── Supplied material

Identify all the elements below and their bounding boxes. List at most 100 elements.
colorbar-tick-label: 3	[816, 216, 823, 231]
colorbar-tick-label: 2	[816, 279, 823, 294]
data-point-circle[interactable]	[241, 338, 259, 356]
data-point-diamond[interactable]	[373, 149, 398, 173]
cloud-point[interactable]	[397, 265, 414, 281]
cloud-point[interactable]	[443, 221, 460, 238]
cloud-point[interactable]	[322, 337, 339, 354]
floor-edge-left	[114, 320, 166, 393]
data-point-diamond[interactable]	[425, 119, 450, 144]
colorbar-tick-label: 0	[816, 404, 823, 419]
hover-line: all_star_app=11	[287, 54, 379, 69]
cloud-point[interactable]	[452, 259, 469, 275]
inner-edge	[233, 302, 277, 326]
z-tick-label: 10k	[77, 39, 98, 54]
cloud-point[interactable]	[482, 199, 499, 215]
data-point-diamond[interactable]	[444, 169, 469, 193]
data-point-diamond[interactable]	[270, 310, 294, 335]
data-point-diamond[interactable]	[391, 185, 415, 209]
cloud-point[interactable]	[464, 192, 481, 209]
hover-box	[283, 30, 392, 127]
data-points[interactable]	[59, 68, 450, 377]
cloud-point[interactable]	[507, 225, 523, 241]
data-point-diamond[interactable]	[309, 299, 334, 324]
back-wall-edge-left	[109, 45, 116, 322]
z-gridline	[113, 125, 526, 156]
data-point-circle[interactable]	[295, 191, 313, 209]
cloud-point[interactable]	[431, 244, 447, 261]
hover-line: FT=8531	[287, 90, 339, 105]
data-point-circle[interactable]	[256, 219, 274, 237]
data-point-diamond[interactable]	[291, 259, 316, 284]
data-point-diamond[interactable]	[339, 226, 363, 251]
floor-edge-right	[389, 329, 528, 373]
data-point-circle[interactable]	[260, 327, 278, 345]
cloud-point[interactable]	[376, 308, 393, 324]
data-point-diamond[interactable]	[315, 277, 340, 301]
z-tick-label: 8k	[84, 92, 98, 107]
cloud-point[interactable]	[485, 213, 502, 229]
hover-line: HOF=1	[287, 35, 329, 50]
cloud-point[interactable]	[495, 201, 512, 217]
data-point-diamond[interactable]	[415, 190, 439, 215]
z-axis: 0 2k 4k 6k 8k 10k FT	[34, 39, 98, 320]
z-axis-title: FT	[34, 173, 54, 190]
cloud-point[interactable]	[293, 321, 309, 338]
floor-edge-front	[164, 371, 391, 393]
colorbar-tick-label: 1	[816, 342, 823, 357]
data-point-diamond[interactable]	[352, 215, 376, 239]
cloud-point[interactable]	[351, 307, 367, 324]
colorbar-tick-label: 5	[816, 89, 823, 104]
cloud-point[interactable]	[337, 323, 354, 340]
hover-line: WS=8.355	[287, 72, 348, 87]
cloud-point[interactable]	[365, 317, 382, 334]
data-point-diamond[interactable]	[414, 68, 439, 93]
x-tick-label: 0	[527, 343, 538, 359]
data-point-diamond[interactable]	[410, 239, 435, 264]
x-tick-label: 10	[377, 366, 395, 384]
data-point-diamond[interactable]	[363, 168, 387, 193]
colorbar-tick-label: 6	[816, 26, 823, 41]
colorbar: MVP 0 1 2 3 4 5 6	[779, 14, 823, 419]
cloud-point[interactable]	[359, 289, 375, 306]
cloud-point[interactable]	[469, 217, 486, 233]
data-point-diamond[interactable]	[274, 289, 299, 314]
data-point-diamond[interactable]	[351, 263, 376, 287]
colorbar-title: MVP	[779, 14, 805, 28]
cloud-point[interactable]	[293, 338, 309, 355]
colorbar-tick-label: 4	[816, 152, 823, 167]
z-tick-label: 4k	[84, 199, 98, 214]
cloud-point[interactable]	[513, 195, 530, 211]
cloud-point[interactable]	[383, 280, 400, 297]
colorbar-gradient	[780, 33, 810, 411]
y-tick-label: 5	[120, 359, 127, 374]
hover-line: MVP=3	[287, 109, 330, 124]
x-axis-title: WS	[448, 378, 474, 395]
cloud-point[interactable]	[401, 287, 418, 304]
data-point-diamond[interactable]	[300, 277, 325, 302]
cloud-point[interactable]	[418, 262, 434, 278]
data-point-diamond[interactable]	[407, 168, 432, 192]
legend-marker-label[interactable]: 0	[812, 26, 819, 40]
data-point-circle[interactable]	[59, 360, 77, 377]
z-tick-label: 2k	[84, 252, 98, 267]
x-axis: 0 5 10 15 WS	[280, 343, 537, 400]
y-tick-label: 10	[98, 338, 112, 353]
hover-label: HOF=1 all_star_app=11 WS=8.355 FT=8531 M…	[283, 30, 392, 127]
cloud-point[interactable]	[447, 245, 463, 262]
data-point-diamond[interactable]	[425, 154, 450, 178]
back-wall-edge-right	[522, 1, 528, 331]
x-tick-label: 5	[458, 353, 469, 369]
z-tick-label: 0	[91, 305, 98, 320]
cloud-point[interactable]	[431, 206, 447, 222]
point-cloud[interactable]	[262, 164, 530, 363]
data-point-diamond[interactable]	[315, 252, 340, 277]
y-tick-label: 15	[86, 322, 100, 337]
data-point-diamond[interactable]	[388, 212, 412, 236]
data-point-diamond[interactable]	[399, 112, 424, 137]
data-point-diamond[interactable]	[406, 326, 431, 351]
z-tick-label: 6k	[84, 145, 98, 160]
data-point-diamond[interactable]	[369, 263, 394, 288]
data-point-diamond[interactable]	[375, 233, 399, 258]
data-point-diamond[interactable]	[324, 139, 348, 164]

────

Exercise aim — Please select each line of the records above that contains the word "title". Case counts.

Exercise result —
z-axis-title: FT	[34, 173, 54, 190]
colorbar-title: MVP	[779, 14, 805, 28]
x-axis-title: WS	[448, 378, 474, 395]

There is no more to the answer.